— start —

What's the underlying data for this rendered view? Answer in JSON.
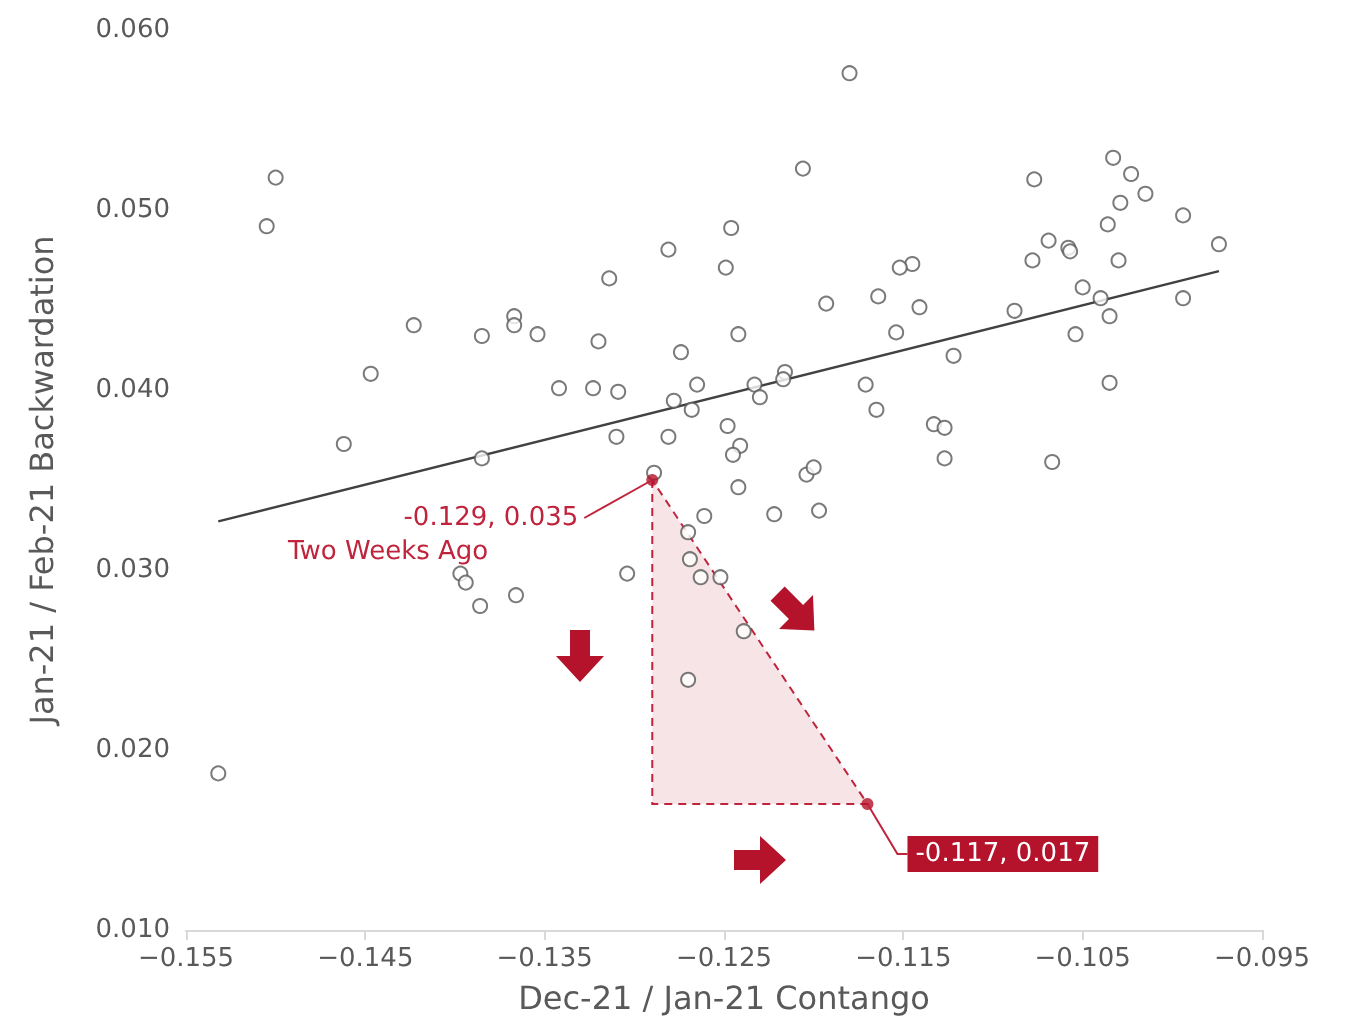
{
  "chart_data": {
    "type": "scatter",
    "xlabel": "Dec-21 / Jan-21 Contango",
    "ylabel": "Jan-21 / Feb-21 Backwardation",
    "xlim": [
      -0.155,
      -0.095
    ],
    "xticks": [
      {
        "value": -0.155,
        "label": "−0.155"
      },
      {
        "value": -0.145,
        "label": "−0.145"
      },
      {
        "value": -0.135,
        "label": "−0.135"
      },
      {
        "value": -0.125,
        "label": "−0.125"
      },
      {
        "value": -0.115,
        "label": "−0.115"
      },
      {
        "value": -0.105,
        "label": "−0.105"
      },
      {
        "value": -0.095,
        "label": "−0.095"
      }
    ],
    "ylim": [
      0.01,
      0.06
    ],
    "yticks": [
      {
        "value": 0.01,
        "label": "0.010"
      },
      {
        "value": 0.02,
        "label": "0.020"
      },
      {
        "value": 0.03,
        "label": "0.030"
      },
      {
        "value": 0.04,
        "label": "0.040"
      },
      {
        "value": 0.05,
        "label": "0.050"
      },
      {
        "value": 0.06,
        "label": "0.060"
      }
    ],
    "grid": false,
    "marker": "circle",
    "series": [
      {
        "color": "#595959",
        "x": [
          -0.15,
          -0.1505,
          -0.1246,
          -0.1281,
          -0.1314,
          -0.1249,
          -0.1423,
          -0.1367,
          -0.1367,
          -0.1385,
          -0.1354,
          -0.132,
          -0.1242,
          -0.1274,
          -0.1447,
          -0.1342,
          -0.1323,
          -0.1309,
          -0.1265,
          -0.1233,
          -0.123,
          -0.1278,
          -0.1268,
          -0.1248,
          -0.131,
          -0.1281,
          -0.1462,
          -0.1385,
          -0.1241,
          -0.1245,
          -0.1289,
          -0.118,
          -0.1206,
          -0.1033,
          -0.1023,
          -0.1015,
          -0.1029,
          -0.1077,
          -0.0994,
          -0.1036,
          -0.1069,
          -0.1058,
          -0.1057,
          -0.0974,
          -0.1145,
          -0.1078,
          -0.103,
          -0.1152,
          -0.105,
          -0.1164,
          -0.1193,
          -0.1141,
          -0.1088,
          -0.104,
          -0.0994,
          -0.1035,
          -0.1154,
          -0.1054,
          -0.1122,
          -0.1216,
          -0.1217,
          -0.1171,
          -0.1165,
          -0.1035,
          -0.1133,
          -0.1127,
          -0.1127,
          -0.1204,
          -0.12,
          -0.1067,
          -0.1242,
          -0.1261,
          -0.127,
          -0.1397,
          -0.1394,
          -0.1386,
          -0.1366,
          -0.1304,
          -0.1269,
          -0.1263,
          -0.1252,
          -0.1239,
          -0.127,
          -0.1532,
          -0.1222,
          -0.1197
        ],
        "values": [
          0.0518,
          0.0491,
          0.049,
          0.0478,
          0.0462,
          0.0468,
          0.0436,
          0.0441,
          0.0436,
          0.043,
          0.0431,
          0.0427,
          0.0431,
          0.0421,
          0.0409,
          0.0401,
          0.0401,
          0.0399,
          0.0403,
          0.0403,
          0.0396,
          0.0394,
          0.0389,
          0.038,
          0.0374,
          0.0374,
          0.037,
          0.0362,
          0.0369,
          0.0364,
          0.0354,
          0.0576,
          0.0523,
          0.0529,
          0.052,
          0.0509,
          0.0504,
          0.0517,
          0.0497,
          0.0492,
          0.0483,
          0.0479,
          0.0477,
          0.0481,
          0.047,
          0.0472,
          0.0472,
          0.0468,
          0.0457,
          0.0452,
          0.0448,
          0.0446,
          0.0444,
          0.0451,
          0.0451,
          0.0441,
          0.0432,
          0.0431,
          0.0419,
          0.041,
          0.0406,
          0.0403,
          0.0389,
          0.0404,
          0.0381,
          0.0379,
          0.0362,
          0.0353,
          0.0357,
          0.036,
          0.0346,
          0.033,
          0.0321,
          0.0298,
          0.0293,
          0.028,
          0.0286,
          0.0298,
          0.0306,
          0.0296,
          0.0296,
          0.0266,
          0.0239,
          0.0187,
          0.0331,
          0.0333
        ]
      },
      {
        "type": "line",
        "marker": "none",
        "color": "#404040",
        "x": [
          -0.1532,
          -0.0974
        ],
        "values": [
          0.0327,
          0.0466
        ]
      },
      {
        "type": "area",
        "marker": "none",
        "color": "#c0243c",
        "line_style": "dashed",
        "x": [
          -0.129,
          -0.129,
          -0.117
        ],
        "values": [
          0.035,
          0.017,
          0.017
        ]
      },
      {
        "type": "scatter",
        "color": "#b5122b",
        "x": [
          -0.129,
          -0.117
        ],
        "values": [
          0.035,
          0.017
        ]
      }
    ],
    "annotations": [
      {
        "text": "-0.129, 0.035",
        "x": -0.129,
        "y": 0.035
      },
      "Two Weeks Ago",
      {
        "text": "-0.117, 0.017",
        "x": -0.117,
        "y": 0.017
      }
    ]
  }
}
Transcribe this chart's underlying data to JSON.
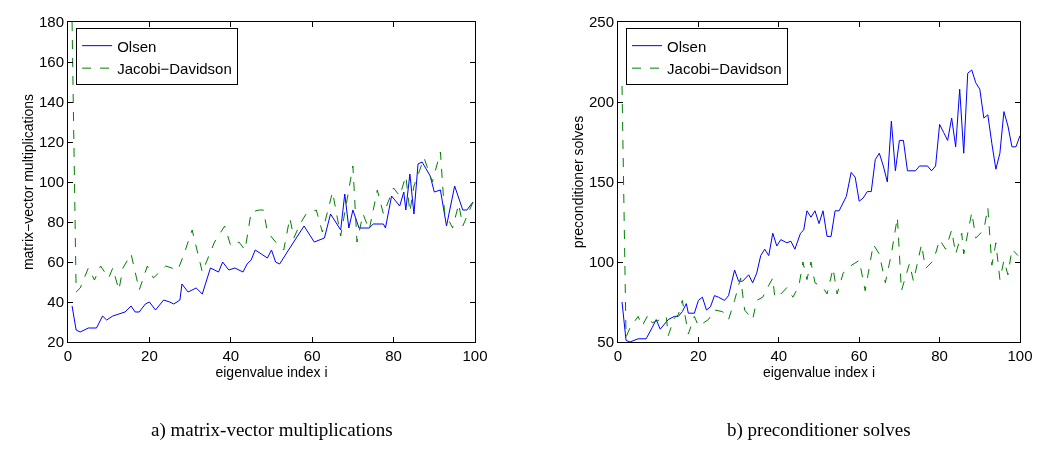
{
  "chart_data": [
    {
      "type": "line",
      "xlabel": "eigenvalue index i",
      "ylabel": "matrix−vector multiplications",
      "annotations": [
        "a) matrix-vector multiplications"
      ],
      "xlim": [
        0,
        100
      ],
      "xticks": [
        0,
        20,
        40,
        60,
        80,
        100
      ],
      "ylim": [
        20,
        180
      ],
      "yticks": [
        20,
        40,
        60,
        80,
        100,
        120,
        140,
        160,
        180
      ],
      "legend": "top left",
      "series": [
        {
          "name": "Olsen",
          "color": "#0000ff",
          "line_style": "solid",
          "x": [
            1,
            2,
            3,
            5,
            7,
            8.5,
            9.5,
            11,
            12.5,
            14,
            15.5,
            16.5,
            17.5,
            19,
            20,
            21.5,
            23.5,
            25,
            26,
            27.5,
            28,
            29.5,
            31.5,
            33,
            35,
            37,
            38,
            39.5,
            41,
            43,
            44,
            45,
            46,
            47.5,
            49,
            50,
            51,
            52,
            54.5,
            58,
            60.5,
            63,
            64.5,
            67,
            68,
            69,
            70,
            71.5,
            74,
            75,
            77.5,
            78,
            79.5,
            81.5,
            82.5,
            83,
            84,
            85,
            86,
            87,
            89,
            90,
            91.5,
            93,
            95,
            97,
            98,
            99.5
          ],
          "values": [
            38,
            26,
            25,
            27,
            27,
            33,
            31,
            33,
            34,
            35,
            38,
            35,
            35,
            39,
            40,
            36,
            41,
            40,
            39,
            41,
            49,
            45,
            47,
            44,
            57,
            55,
            60,
            56,
            57,
            55,
            59,
            61,
            66,
            64,
            62,
            66,
            60,
            59,
            67,
            78,
            70,
            72,
            84,
            76,
            94,
            77,
            86,
            77,
            77,
            79,
            79,
            77,
            93,
            88,
            95,
            86,
            104,
            84,
            109,
            110,
            103,
            95,
            96,
            78,
            98,
            86,
            86,
            90
          ]
        },
        {
          "name": "Jacobi−Davidson",
          "color": "#008000",
          "line_style": "dashed",
          "x": [
            1,
            2,
            3,
            5,
            6.5,
            8,
            10,
            11,
            12.5,
            13.5,
            15.5,
            17.5,
            19.5,
            21,
            24,
            27,
            28.5,
            30.5,
            33,
            36,
            38.5,
            40,
            42,
            43.5,
            45,
            47,
            48,
            49,
            51,
            53,
            54.5,
            55.5,
            57,
            58.5,
            61,
            62.5,
            65,
            67,
            70,
            71,
            72.5,
            74,
            76,
            77.5,
            80,
            81.5,
            83,
            84,
            85,
            87.5,
            89.5,
            91.5,
            92.5,
            94.5,
            96,
            97,
            99.5
          ],
          "values": [
            180,
            45,
            47,
            57,
            51,
            58,
            52,
            57,
            46,
            57,
            64,
            46,
            58,
            52,
            58,
            56,
            64,
            76,
            55,
            70,
            78,
            68,
            70,
            66,
            85,
            86,
            86,
            75,
            70,
            66,
            82,
            72,
            79,
            84,
            86,
            75,
            95,
            73,
            108,
            70,
            84,
            76,
            96,
            84,
            97,
            93,
            103,
            85,
            98,
            112,
            100,
            115,
            85,
            77,
            89,
            78,
            90
          ]
        }
      ]
    },
    {
      "type": "line",
      "xlabel": "eigenvalue index i",
      "ylabel": "preconditioner solves",
      "annotations": [
        "b) preconditioner solves"
      ],
      "xlim": [
        0,
        100
      ],
      "xticks": [
        0,
        20,
        40,
        60,
        80,
        100
      ],
      "ylim": [
        50,
        250
      ],
      "yticks": [
        50,
        100,
        150,
        200,
        250
      ],
      "legend": "top left",
      "series": [
        {
          "name": "Olsen",
          "color": "#0000ff",
          "line_style": "solid",
          "x": [
            1,
            2,
            3,
            5,
            7,
            8.5,
            9.5,
            10.5,
            12.5,
            14,
            15,
            16,
            17,
            17.5,
            19,
            20,
            21,
            22,
            23,
            24,
            25,
            26.5,
            27.5,
            29,
            30,
            31,
            32.5,
            33.5,
            34.5,
            35.5,
            36.5,
            37.5,
            38.5,
            39.5,
            40.5,
            42,
            43,
            44,
            45.4,
            46.2,
            47,
            48,
            49,
            50,
            51,
            52,
            53,
            54,
            55,
            56.8,
            58,
            59,
            60,
            61,
            62,
            63,
            64,
            65,
            66,
            67,
            68,
            69,
            70,
            71,
            72,
            74,
            75,
            77,
            78,
            79,
            80,
            81,
            82,
            83,
            84,
            85,
            86,
            87,
            88,
            89,
            90,
            91,
            92,
            93,
            94,
            95,
            96,
            97,
            98,
            99,
            100
          ],
          "values": [
            75,
            51,
            50,
            52,
            52,
            59,
            64,
            58,
            64,
            66,
            66,
            69,
            74,
            68,
            68,
            76,
            78,
            70,
            72,
            79,
            78,
            76,
            79,
            95,
            88,
            88,
            92,
            87,
            93,
            104,
            108,
            104,
            118,
            110,
            114,
            112,
            113,
            108,
            118,
            120,
            132,
            128,
            132,
            124,
            132,
            116,
            116,
            132,
            132,
            141,
            156,
            153,
            138,
            140,
            144,
            144,
            164,
            168,
            160,
            150,
            188,
            157,
            176,
            176,
            157,
            157,
            160,
            160,
            157,
            160,
            186,
            181,
            176,
            190,
            172,
            208,
            168,
            218,
            220,
            212,
            208,
            190,
            192,
            174,
            158,
            168,
            194,
            185,
            172,
            172,
            179
          ]
        },
        {
          "name": "Jacobi−Davidson",
          "color": "#008000",
          "line_style": "dashed",
          "x": [
            1,
            2,
            3,
            5,
            6,
            7.5,
            8.5,
            10.5,
            12,
            12.5,
            14,
            15,
            16,
            17.5,
            19,
            20,
            22.5,
            24,
            26,
            27.5,
            29,
            30.5,
            31.5,
            33.5,
            34.5,
            36,
            37,
            38.5,
            39,
            40.5,
            42,
            43.5,
            45,
            46,
            47,
            48,
            49,
            51,
            52,
            53.5,
            54.5,
            56,
            57.5,
            60,
            61.5,
            63.5,
            65,
            66.5,
            68,
            69.5,
            70.5,
            72.5,
            73.5,
            75.5,
            76.5,
            78.5,
            80,
            81.5,
            83,
            84,
            85.5,
            86,
            88,
            89,
            91,
            92,
            93,
            94,
            95,
            96,
            97,
            98,
            99.5
          ],
          "values": [
            210,
            53,
            59,
            66,
            60,
            67,
            62,
            64,
            66,
            54,
            65,
            67,
            76,
            55,
            66,
            60,
            64,
            70,
            69,
            64,
            76,
            90,
            70,
            64,
            76,
            78,
            83,
            90,
            78,
            80,
            84,
            78,
            85,
            100,
            89,
            100,
            87,
            84,
            80,
            96,
            80,
            93,
            97,
            101,
            82,
            111,
            105,
            87,
            105,
            128,
            82,
            99,
            88,
            111,
            96,
            101,
            114,
            108,
            120,
            105,
            118,
            105,
            131,
            115,
            120,
            134,
            98,
            112,
            89,
            101,
            92,
            108,
            104
          ]
        }
      ]
    }
  ]
}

— end —

Pick out the lines containing the string "underlying".

What's the underlying data for this rendered view? Answer in JSON.
Transcribe this chart's underlying data to JSON.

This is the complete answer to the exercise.